- EXCERPTED DATA:
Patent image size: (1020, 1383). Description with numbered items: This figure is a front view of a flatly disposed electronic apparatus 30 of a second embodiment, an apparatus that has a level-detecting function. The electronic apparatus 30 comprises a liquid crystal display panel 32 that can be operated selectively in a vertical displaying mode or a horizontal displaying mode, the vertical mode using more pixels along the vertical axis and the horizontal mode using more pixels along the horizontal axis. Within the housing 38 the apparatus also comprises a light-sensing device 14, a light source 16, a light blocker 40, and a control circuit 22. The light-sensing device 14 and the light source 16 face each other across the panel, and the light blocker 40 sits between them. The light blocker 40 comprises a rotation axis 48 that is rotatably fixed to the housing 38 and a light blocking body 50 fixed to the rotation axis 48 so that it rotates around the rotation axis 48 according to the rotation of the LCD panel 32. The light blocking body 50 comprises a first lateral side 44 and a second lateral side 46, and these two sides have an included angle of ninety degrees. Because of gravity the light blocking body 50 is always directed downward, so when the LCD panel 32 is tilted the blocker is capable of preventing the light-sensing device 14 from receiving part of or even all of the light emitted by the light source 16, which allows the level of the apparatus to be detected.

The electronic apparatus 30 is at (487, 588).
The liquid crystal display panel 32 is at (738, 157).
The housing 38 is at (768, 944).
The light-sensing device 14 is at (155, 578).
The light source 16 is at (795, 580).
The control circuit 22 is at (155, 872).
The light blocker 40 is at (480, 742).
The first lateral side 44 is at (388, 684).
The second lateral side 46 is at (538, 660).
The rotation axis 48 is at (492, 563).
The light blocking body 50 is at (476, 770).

...

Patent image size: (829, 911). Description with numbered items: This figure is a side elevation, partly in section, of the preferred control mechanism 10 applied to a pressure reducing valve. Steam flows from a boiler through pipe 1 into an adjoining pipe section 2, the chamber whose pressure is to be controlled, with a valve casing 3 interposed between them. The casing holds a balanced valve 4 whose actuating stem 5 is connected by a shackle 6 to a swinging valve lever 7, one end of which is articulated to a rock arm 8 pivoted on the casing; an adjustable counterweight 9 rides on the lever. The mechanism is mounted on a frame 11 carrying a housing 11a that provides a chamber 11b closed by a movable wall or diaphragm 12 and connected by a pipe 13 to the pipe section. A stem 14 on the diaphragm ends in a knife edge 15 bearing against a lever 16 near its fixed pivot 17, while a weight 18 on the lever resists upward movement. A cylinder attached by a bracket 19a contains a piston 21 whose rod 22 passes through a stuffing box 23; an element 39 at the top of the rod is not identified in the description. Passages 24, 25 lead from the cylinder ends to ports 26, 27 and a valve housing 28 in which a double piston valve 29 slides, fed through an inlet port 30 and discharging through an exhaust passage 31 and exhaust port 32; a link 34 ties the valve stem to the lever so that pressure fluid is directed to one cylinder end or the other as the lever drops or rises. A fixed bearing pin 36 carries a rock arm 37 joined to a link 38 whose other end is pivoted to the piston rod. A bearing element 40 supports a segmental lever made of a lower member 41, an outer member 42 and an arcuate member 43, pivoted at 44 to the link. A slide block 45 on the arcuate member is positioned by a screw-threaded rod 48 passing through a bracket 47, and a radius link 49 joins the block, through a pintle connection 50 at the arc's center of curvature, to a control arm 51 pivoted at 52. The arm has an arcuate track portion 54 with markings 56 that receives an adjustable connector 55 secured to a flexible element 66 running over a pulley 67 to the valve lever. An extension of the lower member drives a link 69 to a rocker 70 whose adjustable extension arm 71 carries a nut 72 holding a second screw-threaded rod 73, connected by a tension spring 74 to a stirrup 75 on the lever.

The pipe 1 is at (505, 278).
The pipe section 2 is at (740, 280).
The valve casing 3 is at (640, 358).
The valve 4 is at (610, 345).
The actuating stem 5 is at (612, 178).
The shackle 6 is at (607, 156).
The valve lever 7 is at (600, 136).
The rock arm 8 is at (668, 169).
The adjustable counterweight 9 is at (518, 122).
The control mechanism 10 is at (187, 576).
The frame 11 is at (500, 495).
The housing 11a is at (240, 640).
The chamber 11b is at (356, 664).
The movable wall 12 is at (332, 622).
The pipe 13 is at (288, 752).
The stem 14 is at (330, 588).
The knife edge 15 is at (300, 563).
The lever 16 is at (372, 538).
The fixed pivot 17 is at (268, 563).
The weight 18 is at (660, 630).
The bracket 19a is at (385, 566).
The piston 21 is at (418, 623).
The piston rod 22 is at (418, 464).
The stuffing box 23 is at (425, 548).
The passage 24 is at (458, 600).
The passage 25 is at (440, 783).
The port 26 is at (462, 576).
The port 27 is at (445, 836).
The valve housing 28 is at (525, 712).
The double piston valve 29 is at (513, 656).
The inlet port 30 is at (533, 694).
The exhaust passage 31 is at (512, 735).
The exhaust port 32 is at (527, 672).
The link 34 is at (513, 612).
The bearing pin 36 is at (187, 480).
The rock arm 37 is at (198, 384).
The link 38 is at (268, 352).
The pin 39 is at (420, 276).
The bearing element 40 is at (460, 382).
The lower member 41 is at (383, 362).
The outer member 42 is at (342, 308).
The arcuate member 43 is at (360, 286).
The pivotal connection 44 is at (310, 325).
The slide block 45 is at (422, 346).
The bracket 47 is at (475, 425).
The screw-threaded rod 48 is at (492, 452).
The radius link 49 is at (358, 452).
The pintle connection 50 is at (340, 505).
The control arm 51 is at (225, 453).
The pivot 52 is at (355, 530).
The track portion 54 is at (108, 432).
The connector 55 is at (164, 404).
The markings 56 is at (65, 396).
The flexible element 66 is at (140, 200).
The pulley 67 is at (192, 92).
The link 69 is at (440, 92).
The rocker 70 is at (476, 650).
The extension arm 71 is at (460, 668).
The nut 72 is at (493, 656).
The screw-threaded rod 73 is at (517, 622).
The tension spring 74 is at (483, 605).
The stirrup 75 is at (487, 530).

- EXERCISE DIRECTIONS: Copy the data above word for word, starting at the line that contains "Patent image size: (1020, 1383)." and ending after the line that contains "The housing 38 is at (768, 944).".

- THE RESPONSE:
Patent image size: (1020, 1383). Description with numbered items: This figure is a front view of a flatly disposed electronic apparatus 30 of a second embodiment, an apparatus that has a level-detecting function. The electronic apparatus 30 comprises a liquid crystal display panel 32 that can be operated selectively in a vertical displaying mode or a horizontal displaying mode, the vertical mode using more pixels along the vertical axis and the horizontal mode using more pixels along the horizontal axis. Within the housing 38 the apparatus also comprises a light-sensing device 14, a light source 16, a light blocker 40, and a control circuit 22. The light-sensing device 14 and the light source 16 face each other across the panel, and the light blocker 40 sits between them. The light blocker 40 comprises a rotation axis 48 that is rotatably fixed to the housing 38 and a light blocking body 50 fixed to the rotation axis 48 so that it rotates around the rotation axis 48 according to the rotation of the LCD panel 32. The light blocking body 50 comprises a first lateral side 44 and a second lateral side 46, and these two sides have an included angle of ninety degrees. Because of gravity the light blocking body 50 is always directed downward, so when the LCD panel 32 is tilted the blocker is capable of preventing the light-sensing device 14 from receiving part of or even all of the light emitted by the light source 16, which allows the level of the apparatus to be detected.

The electronic apparatus 30 is at (487, 588).
The liquid crystal display panel 32 is at (738, 157).
The housing 38 is at (768, 944).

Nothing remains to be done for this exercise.